- [Dataset records]

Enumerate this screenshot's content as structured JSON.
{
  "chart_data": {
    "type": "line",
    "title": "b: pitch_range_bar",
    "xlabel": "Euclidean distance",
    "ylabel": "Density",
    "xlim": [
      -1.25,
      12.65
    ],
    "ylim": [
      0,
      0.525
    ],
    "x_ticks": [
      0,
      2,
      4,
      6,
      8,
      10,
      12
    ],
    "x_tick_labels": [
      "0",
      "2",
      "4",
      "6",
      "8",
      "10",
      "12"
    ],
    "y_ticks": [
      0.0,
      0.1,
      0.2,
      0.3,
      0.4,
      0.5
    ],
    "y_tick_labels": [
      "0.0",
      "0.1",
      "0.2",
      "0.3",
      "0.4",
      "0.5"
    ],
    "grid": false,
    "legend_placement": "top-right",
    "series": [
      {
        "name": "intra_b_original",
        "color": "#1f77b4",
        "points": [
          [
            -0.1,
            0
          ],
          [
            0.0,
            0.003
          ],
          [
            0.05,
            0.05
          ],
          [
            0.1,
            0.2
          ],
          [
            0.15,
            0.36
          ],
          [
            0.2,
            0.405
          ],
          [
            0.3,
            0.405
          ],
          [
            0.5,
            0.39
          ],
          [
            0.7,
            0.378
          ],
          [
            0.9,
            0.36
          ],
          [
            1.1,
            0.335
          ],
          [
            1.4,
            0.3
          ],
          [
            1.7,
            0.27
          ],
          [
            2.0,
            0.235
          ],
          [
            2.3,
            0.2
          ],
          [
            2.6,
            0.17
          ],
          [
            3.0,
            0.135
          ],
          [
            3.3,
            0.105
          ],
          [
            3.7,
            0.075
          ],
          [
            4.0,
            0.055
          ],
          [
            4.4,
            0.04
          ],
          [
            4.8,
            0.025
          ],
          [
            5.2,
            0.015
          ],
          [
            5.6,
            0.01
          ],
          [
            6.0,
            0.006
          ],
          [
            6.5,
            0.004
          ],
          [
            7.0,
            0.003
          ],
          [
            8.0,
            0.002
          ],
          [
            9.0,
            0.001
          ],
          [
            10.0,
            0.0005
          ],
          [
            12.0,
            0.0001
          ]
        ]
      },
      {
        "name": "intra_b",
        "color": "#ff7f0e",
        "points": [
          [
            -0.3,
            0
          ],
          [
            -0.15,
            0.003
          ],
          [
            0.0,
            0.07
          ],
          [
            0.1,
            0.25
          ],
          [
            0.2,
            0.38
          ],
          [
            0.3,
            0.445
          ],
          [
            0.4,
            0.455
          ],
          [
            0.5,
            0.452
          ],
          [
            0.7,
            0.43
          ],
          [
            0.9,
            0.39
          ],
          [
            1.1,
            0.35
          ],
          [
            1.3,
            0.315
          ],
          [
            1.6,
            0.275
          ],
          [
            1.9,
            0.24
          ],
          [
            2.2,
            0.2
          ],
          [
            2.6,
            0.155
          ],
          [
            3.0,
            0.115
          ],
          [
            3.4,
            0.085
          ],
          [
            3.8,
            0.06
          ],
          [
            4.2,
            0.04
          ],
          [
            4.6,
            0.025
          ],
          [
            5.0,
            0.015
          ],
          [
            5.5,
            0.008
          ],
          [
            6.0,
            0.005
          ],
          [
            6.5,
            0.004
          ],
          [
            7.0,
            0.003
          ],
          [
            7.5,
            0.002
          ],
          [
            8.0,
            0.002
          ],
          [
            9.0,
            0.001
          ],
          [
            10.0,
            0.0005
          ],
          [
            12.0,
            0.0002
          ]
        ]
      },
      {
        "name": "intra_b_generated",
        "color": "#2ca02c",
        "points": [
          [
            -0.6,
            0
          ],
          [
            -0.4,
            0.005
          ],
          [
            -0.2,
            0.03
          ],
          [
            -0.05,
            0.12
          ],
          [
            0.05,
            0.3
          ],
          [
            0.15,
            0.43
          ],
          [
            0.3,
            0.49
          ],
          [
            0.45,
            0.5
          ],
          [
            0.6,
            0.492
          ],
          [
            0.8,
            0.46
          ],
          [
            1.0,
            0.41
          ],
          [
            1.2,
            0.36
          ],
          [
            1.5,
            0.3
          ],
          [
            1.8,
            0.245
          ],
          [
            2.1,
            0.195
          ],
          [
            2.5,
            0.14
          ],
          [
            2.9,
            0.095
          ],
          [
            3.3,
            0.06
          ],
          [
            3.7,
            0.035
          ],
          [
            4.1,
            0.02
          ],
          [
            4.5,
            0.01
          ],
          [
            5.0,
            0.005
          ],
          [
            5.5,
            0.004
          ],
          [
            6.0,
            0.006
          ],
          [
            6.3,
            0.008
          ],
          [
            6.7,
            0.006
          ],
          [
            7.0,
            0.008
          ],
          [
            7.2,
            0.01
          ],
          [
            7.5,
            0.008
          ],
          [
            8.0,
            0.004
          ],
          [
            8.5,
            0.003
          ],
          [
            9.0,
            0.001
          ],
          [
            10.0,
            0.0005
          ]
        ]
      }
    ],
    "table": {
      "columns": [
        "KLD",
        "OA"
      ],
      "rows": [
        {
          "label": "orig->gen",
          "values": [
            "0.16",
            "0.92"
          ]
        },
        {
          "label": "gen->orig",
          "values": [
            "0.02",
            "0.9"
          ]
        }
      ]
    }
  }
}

- [Task description] Everything in the listing above should be restated exactly.

- [Correct answer]
Enumerate this screenshot's content as structured JSON.
{
  "chart_data": {
    "type": "line",
    "title": "b: pitch_range_bar",
    "xlabel": "Euclidean distance",
    "ylabel": "Density",
    "xlim": [
      -1.25,
      12.65
    ],
    "ylim": [
      0,
      0.525
    ],
    "x_ticks": [
      0,
      2,
      4,
      6,
      8,
      10,
      12
    ],
    "x_tick_labels": [
      "0",
      "2",
      "4",
      "6",
      "8",
      "10",
      "12"
    ],
    "y_ticks": [
      0.0,
      0.1,
      0.2,
      0.3,
      0.4,
      0.5
    ],
    "y_tick_labels": [
      "0.0",
      "0.1",
      "0.2",
      "0.3",
      "0.4",
      "0.5"
    ],
    "grid": false,
    "legend_placement": "top-right",
    "series": [
      {
        "name": "intra_b_original",
        "color": "#1f77b4",
        "points": [
          [
            -0.1,
            0
          ],
          [
            0.0,
            0.003
          ],
          [
            0.05,
            0.05
          ],
          [
            0.1,
            0.2
          ],
          [
            0.15,
            0.36
          ],
          [
            0.2,
            0.405
          ],
          [
            0.3,
            0.405
          ],
          [
            0.5,
            0.39
          ],
          [
            0.7,
            0.378
          ],
          [
            0.9,
            0.36
          ],
          [
            1.1,
            0.335
          ],
          [
            1.4,
            0.3
          ],
          [
            1.7,
            0.27
          ],
          [
            2.0,
            0.235
          ],
          [
            2.3,
            0.2
          ],
          [
            2.6,
            0.17
          ],
          [
            3.0,
            0.135
          ],
          [
            3.3,
            0.105
          ],
          [
            3.7,
            0.075
          ],
          [
            4.0,
            0.055
          ],
          [
            4.4,
            0.04
          ],
          [
            4.8,
            0.025
          ],
          [
            5.2,
            0.015
          ],
          [
            5.6,
            0.01
          ],
          [
            6.0,
            0.006
          ],
          [
            6.5,
            0.004
          ],
          [
            7.0,
            0.003
          ],
          [
            8.0,
            0.002
          ],
          [
            9.0,
            0.001
          ],
          [
            10.0,
            0.0005
          ],
          [
            12.0,
            0.0001
          ]
        ]
      },
      {
        "name": "intra_b",
        "color": "#ff7f0e",
        "points": [
          [
            -0.3,
            0
          ],
          [
            -0.15,
            0.003
          ],
          [
            0.0,
            0.07
          ],
          [
            0.1,
            0.25
          ],
          [
            0.2,
            0.38
          ],
          [
            0.3,
            0.445
          ],
          [
            0.4,
            0.455
          ],
          [
            0.5,
            0.452
          ],
          [
            0.7,
            0.43
          ],
          [
            0.9,
            0.39
          ],
          [
            1.1,
            0.35
          ],
          [
            1.3,
            0.315
          ],
          [
            1.6,
            0.275
          ],
          [
            1.9,
            0.24
          ],
          [
            2.2,
            0.2
          ],
          [
            2.6,
            0.155
          ],
          [
            3.0,
            0.115
          ],
          [
            3.4,
            0.085
          ],
          [
            3.8,
            0.06
          ],
          [
            4.2,
            0.04
          ],
          [
            4.6,
            0.025
          ],
          [
            5.0,
            0.015
          ],
          [
            5.5,
            0.008
          ],
          [
            6.0,
            0.005
          ],
          [
            6.5,
            0.004
          ],
          [
            7.0,
            0.003
          ],
          [
            7.5,
            0.002
          ],
          [
            8.0,
            0.002
          ],
          [
            9.0,
            0.001
          ],
          [
            10.0,
            0.0005
          ],
          [
            12.0,
            0.0002
          ]
        ]
      },
      {
        "name": "intra_b_generated",
        "color": "#2ca02c",
        "points": [
          [
            -0.6,
            0
          ],
          [
            -0.4,
            0.005
          ],
          [
            -0.2,
            0.03
          ],
          [
            -0.05,
            0.12
          ],
          [
            0.05,
            0.3
          ],
          [
            0.15,
            0.43
          ],
          [
            0.3,
            0.49
          ],
          [
            0.45,
            0.5
          ],
          [
            0.6,
            0.492
          ],
          [
            0.8,
            0.46
          ],
          [
            1.0,
            0.41
          ],
          [
            1.2,
            0.36
          ],
          [
            1.5,
            0.3
          ],
          [
            1.8,
            0.245
          ],
          [
            2.1,
            0.195
          ],
          [
            2.5,
            0.14
          ],
          [
            2.9,
            0.095
          ],
          [
            3.3,
            0.06
          ],
          [
            3.7,
            0.035
          ],
          [
            4.1,
            0.02
          ],
          [
            4.5,
            0.01
          ],
          [
            5.0,
            0.005
          ],
          [
            5.5,
            0.004
          ],
          [
            6.0,
            0.006
          ],
          [
            6.3,
            0.008
          ],
          [
            6.7,
            0.006
          ],
          [
            7.0,
            0.008
          ],
          [
            7.2,
            0.01
          ],
          [
            7.5,
            0.008
          ],
          [
            8.0,
            0.004
          ],
          [
            8.5,
            0.003
          ],
          [
            9.0,
            0.001
          ],
          [
            10.0,
            0.0005
          ]
        ]
      }
    ],
    "table": {
      "columns": [
        "KLD",
        "OA"
      ],
      "rows": [
        {
          "label": "orig->gen",
          "values": [
            "0.16",
            "0.92"
          ]
        },
        {
          "label": "gen->orig",
          "values": [
            "0.02",
            "0.9"
          ]
        }
      ]
    }
  }
}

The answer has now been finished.